SUPPLIED ENTRIES:
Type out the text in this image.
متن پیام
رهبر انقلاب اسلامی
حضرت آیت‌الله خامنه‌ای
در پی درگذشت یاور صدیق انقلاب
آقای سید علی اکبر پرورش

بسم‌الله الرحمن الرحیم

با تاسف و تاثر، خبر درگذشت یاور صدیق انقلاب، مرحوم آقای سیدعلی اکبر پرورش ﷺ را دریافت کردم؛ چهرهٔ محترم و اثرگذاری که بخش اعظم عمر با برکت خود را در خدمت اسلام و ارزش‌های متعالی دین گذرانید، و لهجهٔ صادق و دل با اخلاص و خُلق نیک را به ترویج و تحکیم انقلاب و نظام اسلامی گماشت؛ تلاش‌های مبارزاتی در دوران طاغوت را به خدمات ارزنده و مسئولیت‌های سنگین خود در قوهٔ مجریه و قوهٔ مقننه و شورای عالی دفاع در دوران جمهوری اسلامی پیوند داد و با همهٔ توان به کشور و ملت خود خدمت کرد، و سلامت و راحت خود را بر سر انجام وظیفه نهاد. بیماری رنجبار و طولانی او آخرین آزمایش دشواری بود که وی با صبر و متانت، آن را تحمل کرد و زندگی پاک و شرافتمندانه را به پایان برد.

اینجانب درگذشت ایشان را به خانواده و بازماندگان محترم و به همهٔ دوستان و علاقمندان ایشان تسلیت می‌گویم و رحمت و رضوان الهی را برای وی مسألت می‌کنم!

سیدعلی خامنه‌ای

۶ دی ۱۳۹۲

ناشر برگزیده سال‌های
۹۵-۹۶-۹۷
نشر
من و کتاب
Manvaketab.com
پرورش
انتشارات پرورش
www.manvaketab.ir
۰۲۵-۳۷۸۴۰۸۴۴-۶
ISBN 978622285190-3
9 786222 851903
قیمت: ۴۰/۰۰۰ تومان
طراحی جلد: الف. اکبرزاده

* * *

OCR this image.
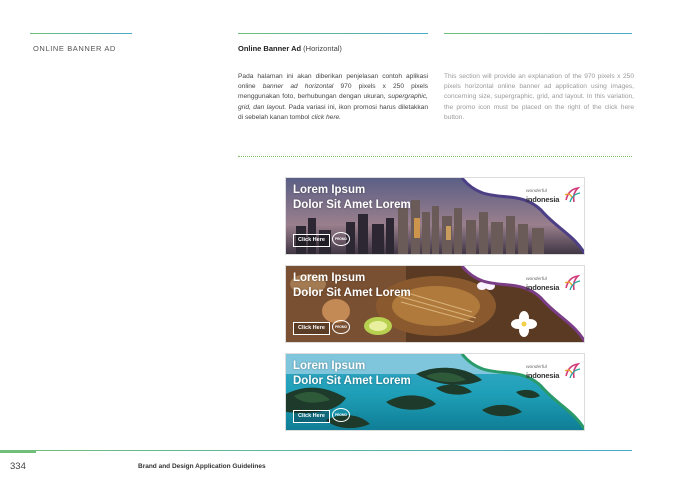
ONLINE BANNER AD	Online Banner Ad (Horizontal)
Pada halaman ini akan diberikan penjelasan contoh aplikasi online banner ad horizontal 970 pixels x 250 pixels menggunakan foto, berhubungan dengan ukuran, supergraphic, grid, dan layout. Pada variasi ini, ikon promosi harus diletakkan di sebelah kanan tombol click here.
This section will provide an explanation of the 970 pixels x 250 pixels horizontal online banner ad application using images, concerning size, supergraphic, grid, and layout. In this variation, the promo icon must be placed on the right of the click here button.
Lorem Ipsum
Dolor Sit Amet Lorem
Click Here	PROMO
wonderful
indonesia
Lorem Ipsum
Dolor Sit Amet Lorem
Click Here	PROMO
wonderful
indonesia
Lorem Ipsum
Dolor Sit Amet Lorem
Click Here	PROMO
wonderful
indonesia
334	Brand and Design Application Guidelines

---

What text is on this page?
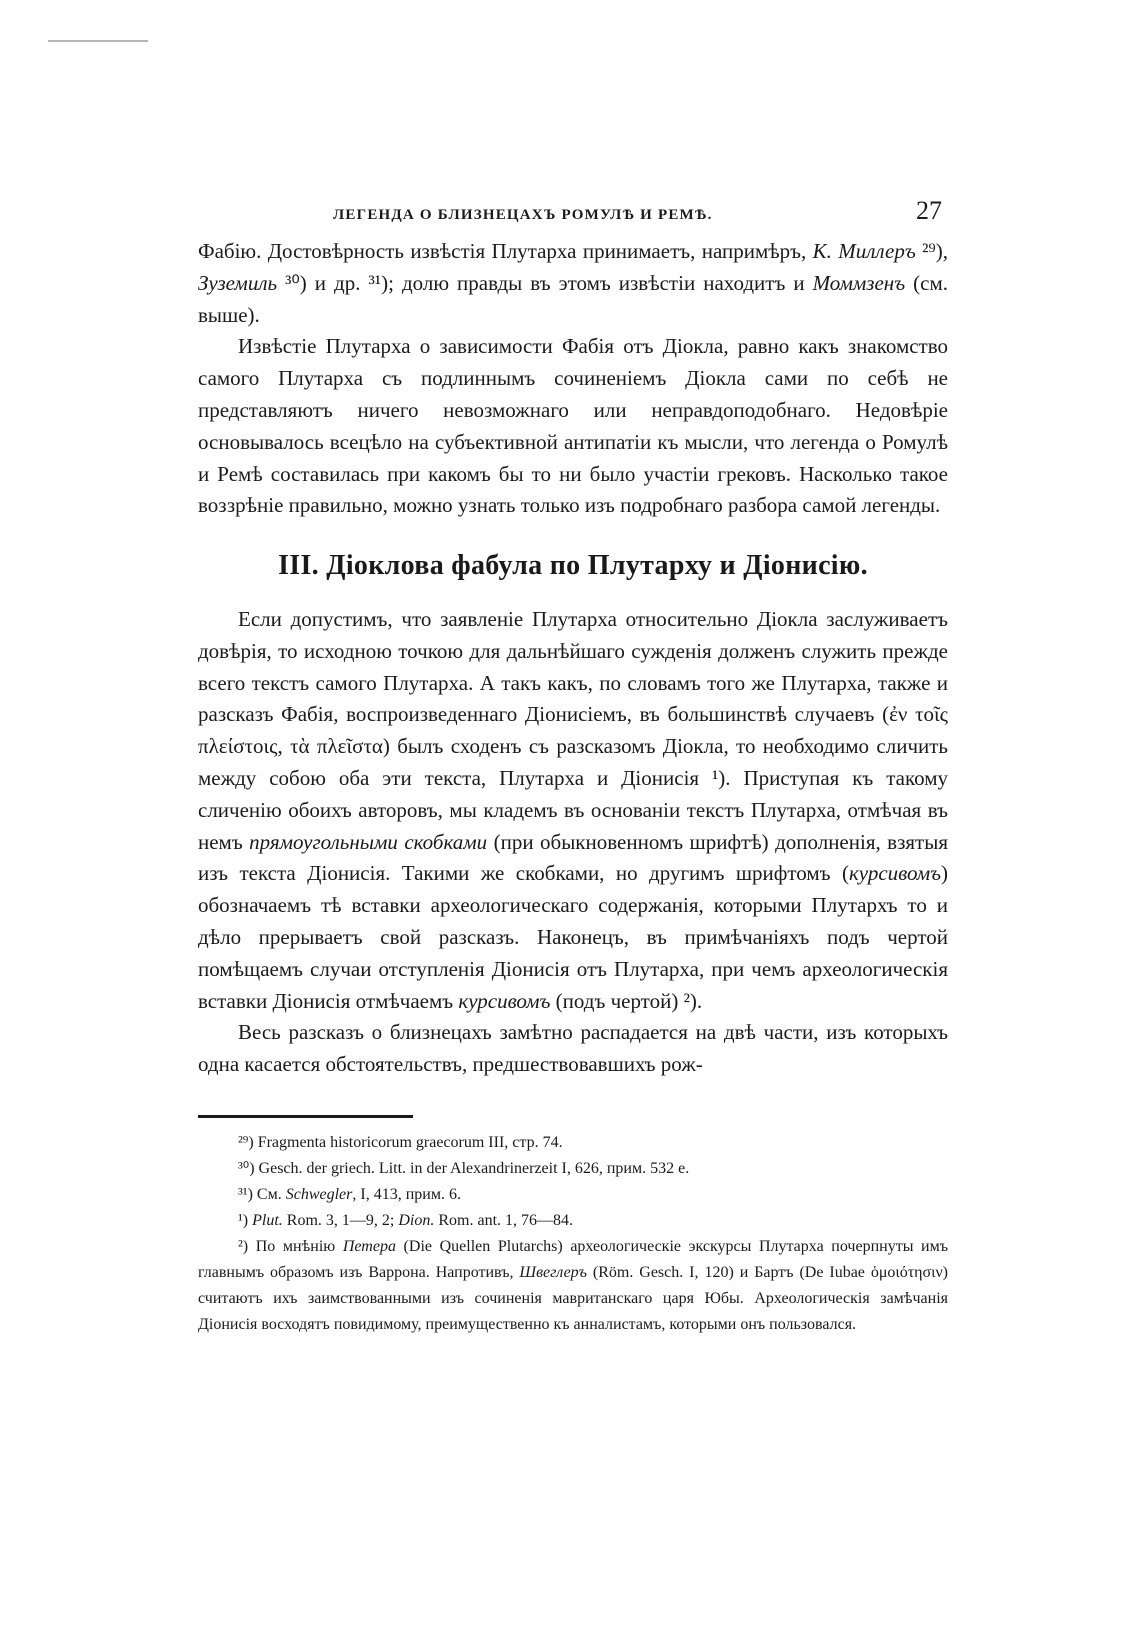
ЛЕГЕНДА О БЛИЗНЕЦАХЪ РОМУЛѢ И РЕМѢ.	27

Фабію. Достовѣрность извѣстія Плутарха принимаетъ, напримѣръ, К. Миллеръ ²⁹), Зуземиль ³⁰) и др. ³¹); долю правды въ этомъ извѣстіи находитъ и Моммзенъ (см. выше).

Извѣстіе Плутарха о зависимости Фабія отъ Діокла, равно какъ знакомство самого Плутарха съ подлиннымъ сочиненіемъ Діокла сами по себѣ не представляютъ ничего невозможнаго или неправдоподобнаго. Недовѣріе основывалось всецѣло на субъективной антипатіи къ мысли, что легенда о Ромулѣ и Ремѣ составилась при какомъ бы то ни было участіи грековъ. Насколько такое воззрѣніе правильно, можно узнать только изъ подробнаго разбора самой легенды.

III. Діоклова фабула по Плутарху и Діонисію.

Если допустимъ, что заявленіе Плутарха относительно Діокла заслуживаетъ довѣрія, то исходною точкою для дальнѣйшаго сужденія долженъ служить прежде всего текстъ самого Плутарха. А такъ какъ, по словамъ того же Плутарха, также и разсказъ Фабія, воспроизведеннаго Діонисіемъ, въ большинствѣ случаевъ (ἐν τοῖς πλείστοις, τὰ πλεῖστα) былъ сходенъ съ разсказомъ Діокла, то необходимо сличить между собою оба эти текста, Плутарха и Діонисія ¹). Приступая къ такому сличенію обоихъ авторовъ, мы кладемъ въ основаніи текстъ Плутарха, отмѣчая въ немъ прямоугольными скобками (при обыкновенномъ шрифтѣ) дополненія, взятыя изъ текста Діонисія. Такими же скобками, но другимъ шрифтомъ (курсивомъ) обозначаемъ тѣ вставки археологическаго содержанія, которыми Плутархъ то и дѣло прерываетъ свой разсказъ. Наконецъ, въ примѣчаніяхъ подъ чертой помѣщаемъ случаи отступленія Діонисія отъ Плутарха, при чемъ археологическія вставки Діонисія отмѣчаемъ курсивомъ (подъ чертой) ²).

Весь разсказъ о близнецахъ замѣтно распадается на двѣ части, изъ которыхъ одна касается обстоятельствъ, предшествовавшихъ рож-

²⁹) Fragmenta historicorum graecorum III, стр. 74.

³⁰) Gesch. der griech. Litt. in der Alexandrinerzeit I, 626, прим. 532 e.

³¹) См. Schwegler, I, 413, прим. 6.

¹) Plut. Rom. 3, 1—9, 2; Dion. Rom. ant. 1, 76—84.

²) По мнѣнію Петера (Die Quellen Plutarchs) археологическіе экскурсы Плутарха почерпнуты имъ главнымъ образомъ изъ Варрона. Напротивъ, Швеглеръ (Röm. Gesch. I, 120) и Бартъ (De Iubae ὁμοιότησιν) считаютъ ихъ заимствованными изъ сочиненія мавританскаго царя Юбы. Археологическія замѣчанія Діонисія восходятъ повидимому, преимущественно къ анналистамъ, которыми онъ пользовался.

THE PROBLEM:
Gather each line of the listing containing the word "خامنه" and show it.

FINISHED EXERCISE:
حضرت آیت‌الله خامنه‌ای
سیدعلی خامنه‌ای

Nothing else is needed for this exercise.